-- Begin AVAILABLE RECORDS --

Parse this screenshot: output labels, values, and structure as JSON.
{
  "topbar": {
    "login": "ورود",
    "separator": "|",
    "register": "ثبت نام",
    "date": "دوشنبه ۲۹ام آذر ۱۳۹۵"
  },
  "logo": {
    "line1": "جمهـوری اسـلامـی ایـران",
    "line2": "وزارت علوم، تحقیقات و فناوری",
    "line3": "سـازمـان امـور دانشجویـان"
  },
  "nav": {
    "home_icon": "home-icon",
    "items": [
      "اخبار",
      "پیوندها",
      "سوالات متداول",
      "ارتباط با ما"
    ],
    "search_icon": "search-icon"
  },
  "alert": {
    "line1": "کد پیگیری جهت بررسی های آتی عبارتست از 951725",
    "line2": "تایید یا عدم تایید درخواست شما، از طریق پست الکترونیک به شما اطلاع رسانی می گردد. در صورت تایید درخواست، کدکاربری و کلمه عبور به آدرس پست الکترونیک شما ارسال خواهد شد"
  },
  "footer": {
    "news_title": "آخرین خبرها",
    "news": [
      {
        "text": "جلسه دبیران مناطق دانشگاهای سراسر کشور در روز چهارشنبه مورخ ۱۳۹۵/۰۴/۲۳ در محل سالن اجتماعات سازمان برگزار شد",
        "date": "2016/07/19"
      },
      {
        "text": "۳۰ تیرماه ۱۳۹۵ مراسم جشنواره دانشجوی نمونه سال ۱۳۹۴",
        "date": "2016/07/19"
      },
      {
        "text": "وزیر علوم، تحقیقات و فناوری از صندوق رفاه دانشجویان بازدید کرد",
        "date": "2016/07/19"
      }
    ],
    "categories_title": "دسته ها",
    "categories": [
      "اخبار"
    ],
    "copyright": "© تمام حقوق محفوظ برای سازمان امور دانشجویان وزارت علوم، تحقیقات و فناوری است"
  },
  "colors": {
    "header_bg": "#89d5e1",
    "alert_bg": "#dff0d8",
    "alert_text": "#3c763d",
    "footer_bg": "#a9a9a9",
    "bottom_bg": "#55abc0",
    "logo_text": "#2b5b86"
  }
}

-- End AVAILABLE RECORDS --

### WHAT IS BEING ASKED
Above are the records; retype every one exactly.

### FINISHED ANSWER
Parse this screenshot: output labels, values, and structure as JSON.
{
  "topbar": {
    "login": "ورود",
    "separator": "|",
    "register": "ثبت نام",
    "date": "دوشنبه ۲۹ام آذر ۱۳۹۵"
  },
  "logo": {
    "line1": "جمهـوری اسـلامـی ایـران",
    "line2": "وزارت علوم، تحقیقات و فناوری",
    "line3": "سـازمـان امـور دانشجویـان"
  },
  "nav": {
    "home_icon": "home-icon",
    "items": [
      "اخبار",
      "پیوندها",
      "سوالات متداول",
      "ارتباط با ما"
    ],
    "search_icon": "search-icon"
  },
  "alert": {
    "line1": "کد پیگیری جهت بررسی های آتی عبارتست از 951725",
    "line2": "تایید یا عدم تایید درخواست شما، از طریق پست الکترونیک به شما اطلاع رسانی می گردد. در صورت تایید درخواست، کدکاربری و کلمه عبور به آدرس پست الکترونیک شما ارسال خواهد شد"
  },
  "footer": {
    "news_title": "آخرین خبرها",
    "news": [
      {
        "text": "جلسه دبیران مناطق دانشگاهای سراسر کشور در روز چهارشنبه مورخ ۱۳۹۵/۰۴/۲۳ در محل سالن اجتماعات سازمان برگزار شد",
        "date": "2016/07/19"
      },
      {
        "text": "۳۰ تیرماه ۱۳۹۵ مراسم جشنواره دانشجوی نمونه سال ۱۳۹۴",
        "date": "2016/07/19"
      },
      {
        "text": "وزیر علوم، تحقیقات و فناوری از صندوق رفاه دانشجویان بازدید کرد",
        "date": "2016/07/19"
      }
    ],
    "categories_title": "دسته ها",
    "categories": [
      "اخبار"
    ],
    "copyright": "© تمام حقوق محفوظ برای سازمان امور دانشجویان وزارت علوم، تحقیقات و فناوری است"
  },
  "colors": {
    "header_bg": "#89d5e1",
    "alert_bg": "#dff0d8",
    "alert_text": "#3c763d",
    "footer_bg": "#a9a9a9",
    "bottom_bg": "#55abc0",
    "logo_text": "#2b5b86"
  }
}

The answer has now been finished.